:: TASK DIRECTIONS ::
From the listing that follows, output everything exactly except the pictures.

:: MATERIALS PROVIDED ::
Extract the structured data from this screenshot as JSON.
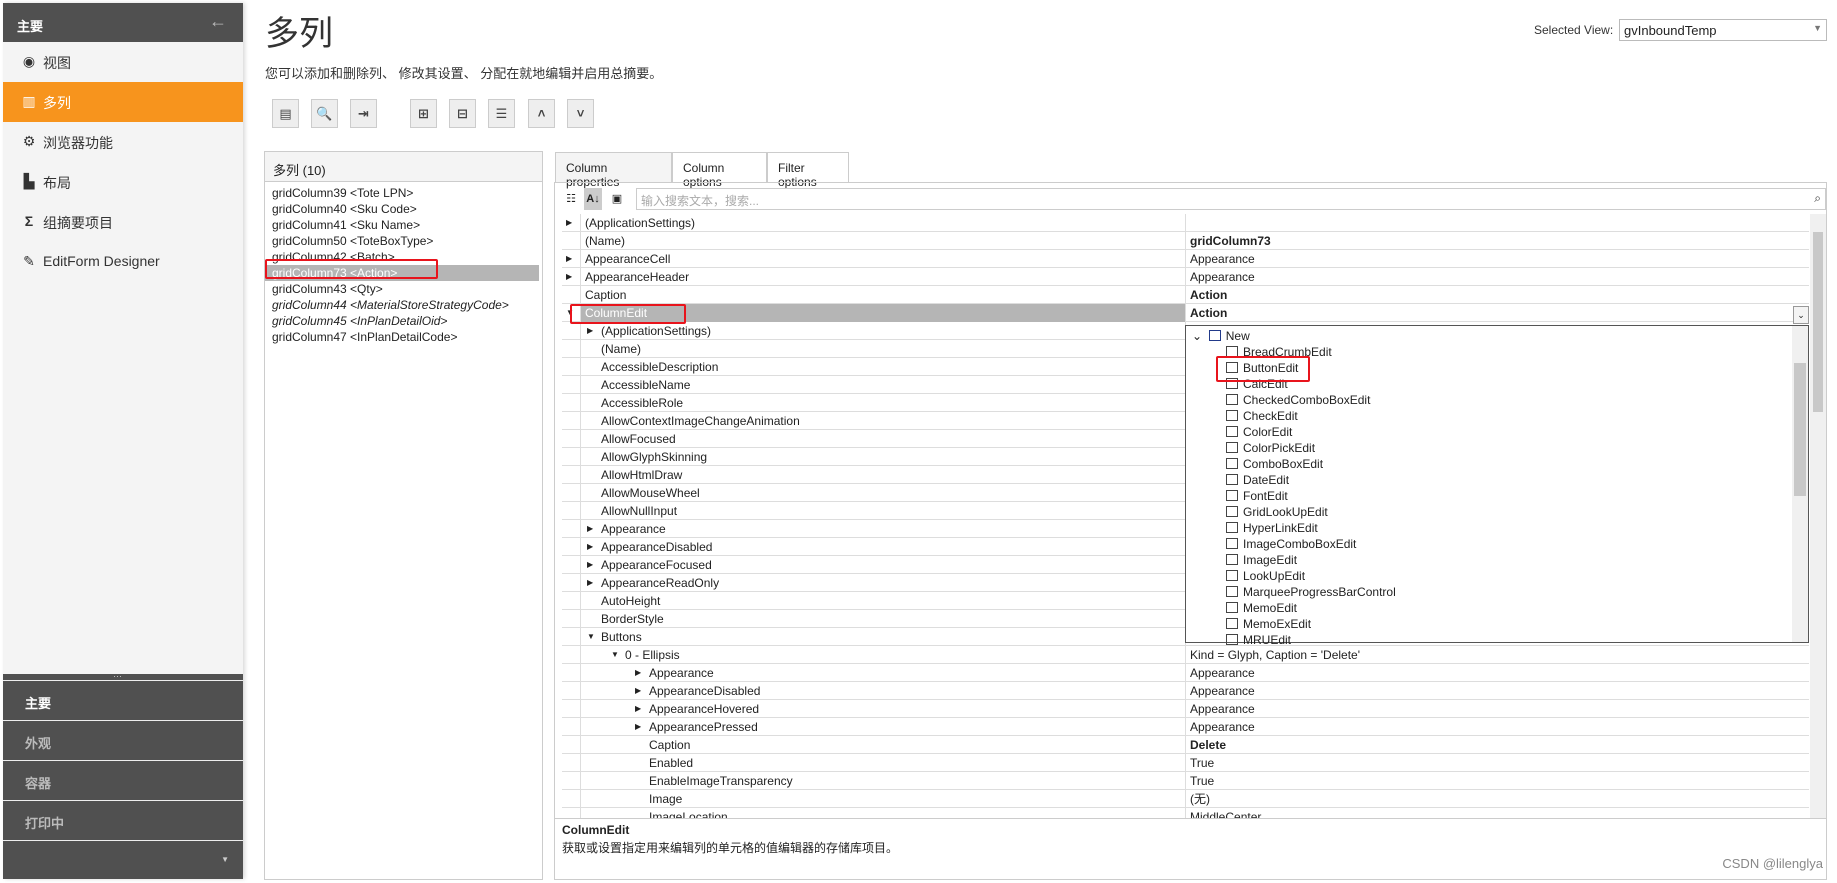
{
  "sidebar": {
    "header": "主要",
    "items": [
      {
        "icon": "eye-icon",
        "glyph": "◉",
        "label": "视图"
      },
      {
        "icon": "columns-icon",
        "glyph": "▥",
        "label": "多列",
        "active": true
      },
      {
        "icon": "gear-icon",
        "glyph": "⚙",
        "label": "浏览器功能"
      },
      {
        "icon": "layout-icon",
        "glyph": "▙",
        "label": "布局"
      },
      {
        "icon": "sigma-icon",
        "glyph": "Σ",
        "label": "组摘要项目"
      },
      {
        "icon": "edit-form-icon",
        "glyph": "✎",
        "label": "EditForm Designer"
      }
    ],
    "bottom": [
      "主要",
      "外观",
      "容器",
      "打印中"
    ]
  },
  "page": {
    "title": "多列",
    "subtitle": "您可以添加和删除列、 修改其设置、 分配在就地编辑并启用总摘要。"
  },
  "toolbar": [
    {
      "icon": "list-icon",
      "glyph": "▤"
    },
    {
      "icon": "search-icon",
      "glyph": "🔍"
    },
    {
      "icon": "export-icon",
      "glyph": "⇥"
    },
    {
      "icon": "insert-column-icon",
      "glyph": "⊞"
    },
    {
      "icon": "add-column-icon",
      "glyph": "⊟"
    },
    {
      "icon": "remove-column-icon",
      "glyph": "☰"
    },
    {
      "icon": "move-up-icon",
      "glyph": "˄"
    },
    {
      "icon": "move-down-icon",
      "glyph": "˅"
    }
  ],
  "selected_view": {
    "label": "Selected View:",
    "value": "gvInboundTemp"
  },
  "columns_panel": {
    "header": "多列 (10)",
    "items": [
      {
        "t": "gridColumn39 <Tote LPN>"
      },
      {
        "t": "gridColumn40 <Sku Code>"
      },
      {
        "t": "gridColumn41 <Sku Name>"
      },
      {
        "t": "gridColumn50 <ToteBoxType>"
      },
      {
        "t": "gridColumn42 <Batch>"
      },
      {
        "t": "gridColumn73 <Action>",
        "sel": true
      },
      {
        "t": "gridColumn43 <Qty>"
      },
      {
        "t": "gridColumn44 <MaterialStoreStrategyCode>",
        "it": true
      },
      {
        "t": "gridColumn45 <InPlanDetailOid>",
        "it": true
      },
      {
        "t": "gridColumn47 <InPlanDetailCode>"
      }
    ]
  },
  "tabs": [
    "Column properties",
    "Column options",
    "Filter options"
  ],
  "search_placeholder": "输入搜索文本，搜索...",
  "properties": [
    {
      "n": "(ApplicationSettings)",
      "v": "",
      "l": 0,
      "e": "r"
    },
    {
      "n": "(Name)",
      "v": "gridColumn73",
      "l": 0,
      "b": true
    },
    {
      "n": "AppearanceCell",
      "v": "Appearance",
      "l": 0,
      "e": "r"
    },
    {
      "n": "AppearanceHeader",
      "v": "Appearance",
      "l": 0,
      "e": "r"
    },
    {
      "n": "Caption",
      "v": "Action",
      "l": 0,
      "b": true
    },
    {
      "n": "ColumnEdit",
      "v": "Action",
      "l": 0,
      "e": "d",
      "b": true,
      "sel": true
    },
    {
      "n": "(ApplicationSettings)",
      "v": "",
      "l": 1,
      "e": "r"
    },
    {
      "n": "(Name)",
      "v": "",
      "l": 1
    },
    {
      "n": "AccessibleDescription",
      "v": "",
      "l": 1
    },
    {
      "n": "AccessibleName",
      "v": "",
      "l": 1
    },
    {
      "n": "AccessibleRole",
      "v": "",
      "l": 1
    },
    {
      "n": "AllowContextImageChangeAnimation",
      "v": "",
      "l": 1
    },
    {
      "n": "AllowFocused",
      "v": "",
      "l": 1
    },
    {
      "n": "AllowGlyphSkinning",
      "v": "",
      "l": 1
    },
    {
      "n": "AllowHtmlDraw",
      "v": "",
      "l": 1
    },
    {
      "n": "AllowMouseWheel",
      "v": "",
      "l": 1
    },
    {
      "n": "AllowNullInput",
      "v": "",
      "l": 1
    },
    {
      "n": "Appearance",
      "v": "",
      "l": 1,
      "e": "r"
    },
    {
      "n": "AppearanceDisabled",
      "v": "",
      "l": 1,
      "e": "r"
    },
    {
      "n": "AppearanceFocused",
      "v": "",
      "l": 1,
      "e": "r"
    },
    {
      "n": "AppearanceReadOnly",
      "v": "",
      "l": 1,
      "e": "r"
    },
    {
      "n": "AutoHeight",
      "v": "",
      "l": 1
    },
    {
      "n": "BorderStyle",
      "v": "",
      "l": 1
    },
    {
      "n": "Buttons",
      "v": "",
      "l": 1,
      "e": "d"
    },
    {
      "n": "0 - Ellipsis",
      "v": "Kind = Glyph, Caption = 'Delete'",
      "l": 2,
      "e": "d"
    },
    {
      "n": "Appearance",
      "v": "Appearance",
      "l": 3,
      "e": "r"
    },
    {
      "n": "AppearanceDisabled",
      "v": "Appearance",
      "l": 3,
      "e": "r"
    },
    {
      "n": "AppearanceHovered",
      "v": "Appearance",
      "l": 3,
      "e": "r"
    },
    {
      "n": "AppearancePressed",
      "v": "Appearance",
      "l": 3,
      "e": "r"
    },
    {
      "n": "Caption",
      "v": "Delete",
      "l": 3,
      "b": true
    },
    {
      "n": "Enabled",
      "v": "True",
      "l": 3
    },
    {
      "n": "EnableImageTransparency",
      "v": "True",
      "l": 3
    },
    {
      "n": "Image",
      "v": "(无)",
      "l": 3
    },
    {
      "n": "ImageLocation",
      "v": "MiddleCenter",
      "l": 3
    }
  ],
  "editor_dropdown": {
    "root": "New",
    "items": [
      "BreadCrumbEdit",
      "ButtonEdit",
      "CalcEdit",
      "CheckedComboBoxEdit",
      "CheckEdit",
      "ColorEdit",
      "ColorPickEdit",
      "ComboBoxEdit",
      "DateEdit",
      "FontEdit",
      "GridLookUpEdit",
      "HyperLinkEdit",
      "ImageComboBoxEdit",
      "ImageEdit",
      "LookUpEdit",
      "MarqueeProgressBarControl",
      "MemoEdit",
      "MemoExEdit",
      "MRUEdit"
    ]
  },
  "description": {
    "title": "ColumnEdit",
    "text": "获取或设置指定用来编辑列的单元格的值编辑器的存储库项目。"
  },
  "watermark": "CSDN @lilenglya",
  "colors": {
    "accent": "#f7941d",
    "sidebar_dark": "#505050",
    "selection": "#b5b5b5",
    "highlight": "#e8141c"
  }
}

:: REPLY ::
Extract the structured data from this screenshot as JSON.
{
  "sidebar": {
    "header": "主要",
    "items": [
      {
        "icon": "eye-icon",
        "glyph": "◉",
        "label": "视图"
      },
      {
        "icon": "columns-icon",
        "glyph": "▥",
        "label": "多列",
        "active": true
      },
      {
        "icon": "gear-icon",
        "glyph": "⚙",
        "label": "浏览器功能"
      },
      {
        "icon": "layout-icon",
        "glyph": "▙",
        "label": "布局"
      },
      {
        "icon": "sigma-icon",
        "glyph": "Σ",
        "label": "组摘要项目"
      },
      {
        "icon": "edit-form-icon",
        "glyph": "✎",
        "label": "EditForm Designer"
      }
    ],
    "bottom": [
      "主要",
      "外观",
      "容器",
      "打印中"
    ]
  },
  "page": {
    "title": "多列",
    "subtitle": "您可以添加和删除列、 修改其设置、 分配在就地编辑并启用总摘要。"
  },
  "toolbar": [
    {
      "icon": "list-icon",
      "glyph": "▤"
    },
    {
      "icon": "search-icon",
      "glyph": "🔍"
    },
    {
      "icon": "export-icon",
      "glyph": "⇥"
    },
    {
      "icon": "insert-column-icon",
      "glyph": "⊞"
    },
    {
      "icon": "add-column-icon",
      "glyph": "⊟"
    },
    {
      "icon": "remove-column-icon",
      "glyph": "☰"
    },
    {
      "icon": "move-up-icon",
      "glyph": "˄"
    },
    {
      "icon": "move-down-icon",
      "glyph": "˅"
    }
  ],
  "selected_view": {
    "label": "Selected View:",
    "value": "gvInboundTemp"
  },
  "columns_panel": {
    "header": "多列 (10)",
    "items": [
      {
        "t": "gridColumn39 <Tote LPN>"
      },
      {
        "t": "gridColumn40 <Sku Code>"
      },
      {
        "t": "gridColumn41 <Sku Name>"
      },
      {
        "t": "gridColumn50 <ToteBoxType>"
      },
      {
        "t": "gridColumn42 <Batch>"
      },
      {
        "t": "gridColumn73 <Action>",
        "sel": true
      },
      {
        "t": "gridColumn43 <Qty>"
      },
      {
        "t": "gridColumn44 <MaterialStoreStrategyCode>",
        "it": true
      },
      {
        "t": "gridColumn45 <InPlanDetailOid>",
        "it": true
      },
      {
        "t": "gridColumn47 <InPlanDetailCode>"
      }
    ]
  },
  "tabs": [
    "Column properties",
    "Column options",
    "Filter options"
  ],
  "search_placeholder": "输入搜索文本，搜索...",
  "properties": [
    {
      "n": "(ApplicationSettings)",
      "v": "",
      "l": 0,
      "e": "r"
    },
    {
      "n": "(Name)",
      "v": "gridColumn73",
      "l": 0,
      "b": true
    },
    {
      "n": "AppearanceCell",
      "v": "Appearance",
      "l": 0,
      "e": "r"
    },
    {
      "n": "AppearanceHeader",
      "v": "Appearance",
      "l": 0,
      "e": "r"
    },
    {
      "n": "Caption",
      "v": "Action",
      "l": 0,
      "b": true
    },
    {
      "n": "ColumnEdit",
      "v": "Action",
      "l": 0,
      "e": "d",
      "b": true,
      "sel": true
    },
    {
      "n": "(ApplicationSettings)",
      "v": "",
      "l": 1,
      "e": "r"
    },
    {
      "n": "(Name)",
      "v": "",
      "l": 1
    },
    {
      "n": "AccessibleDescription",
      "v": "",
      "l": 1
    },
    {
      "n": "AccessibleName",
      "v": "",
      "l": 1
    },
    {
      "n": "AccessibleRole",
      "v": "",
      "l": 1
    },
    {
      "n": "AllowContextImageChangeAnimation",
      "v": "",
      "l": 1
    },
    {
      "n": "AllowFocused",
      "v": "",
      "l": 1
    },
    {
      "n": "AllowGlyphSkinning",
      "v": "",
      "l": 1
    },
    {
      "n": "AllowHtmlDraw",
      "v": "",
      "l": 1
    },
    {
      "n": "AllowMouseWheel",
      "v": "",
      "l": 1
    },
    {
      "n": "AllowNullInput",
      "v": "",
      "l": 1
    },
    {
      "n": "Appearance",
      "v": "",
      "l": 1,
      "e": "r"
    },
    {
      "n": "AppearanceDisabled",
      "v": "",
      "l": 1,
      "e": "r"
    },
    {
      "n": "AppearanceFocused",
      "v": "",
      "l": 1,
      "e": "r"
    },
    {
      "n": "AppearanceReadOnly",
      "v": "",
      "l": 1,
      "e": "r"
    },
    {
      "n": "AutoHeight",
      "v": "",
      "l": 1
    },
    {
      "n": "BorderStyle",
      "v": "",
      "l": 1
    },
    {
      "n": "Buttons",
      "v": "",
      "l": 1,
      "e": "d"
    },
    {
      "n": "0 - Ellipsis",
      "v": "Kind = Glyph, Caption = 'Delete'",
      "l": 2,
      "e": "d"
    },
    {
      "n": "Appearance",
      "v": "Appearance",
      "l": 3,
      "e": "r"
    },
    {
      "n": "AppearanceDisabled",
      "v": "Appearance",
      "l": 3,
      "e": "r"
    },
    {
      "n": "AppearanceHovered",
      "v": "Appearance",
      "l": 3,
      "e": "r"
    },
    {
      "n": "AppearancePressed",
      "v": "Appearance",
      "l": 3,
      "e": "r"
    },
    {
      "n": "Caption",
      "v": "Delete",
      "l": 3,
      "b": true
    },
    {
      "n": "Enabled",
      "v": "True",
      "l": 3
    },
    {
      "n": "EnableImageTransparency",
      "v": "True",
      "l": 3
    },
    {
      "n": "Image",
      "v": "(无)",
      "l": 3
    },
    {
      "n": "ImageLocation",
      "v": "MiddleCenter",
      "l": 3
    }
  ],
  "editor_dropdown": {
    "root": "New",
    "items": [
      "BreadCrumbEdit",
      "ButtonEdit",
      "CalcEdit",
      "CheckedComboBoxEdit",
      "CheckEdit",
      "ColorEdit",
      "ColorPickEdit",
      "ComboBoxEdit",
      "DateEdit",
      "FontEdit",
      "GridLookUpEdit",
      "HyperLinkEdit",
      "ImageComboBoxEdit",
      "ImageEdit",
      "LookUpEdit",
      "MarqueeProgressBarControl",
      "MemoEdit",
      "MemoExEdit",
      "MRUEdit"
    ]
  },
  "description": {
    "title": "ColumnEdit",
    "text": "获取或设置指定用来编辑列的单元格的值编辑器的存储库项目。"
  },
  "watermark": "CSDN @lilenglya",
  "colors": {
    "accent": "#f7941d",
    "sidebar_dark": "#505050",
    "selection": "#b5b5b5",
    "highlight": "#e8141c"
  }
}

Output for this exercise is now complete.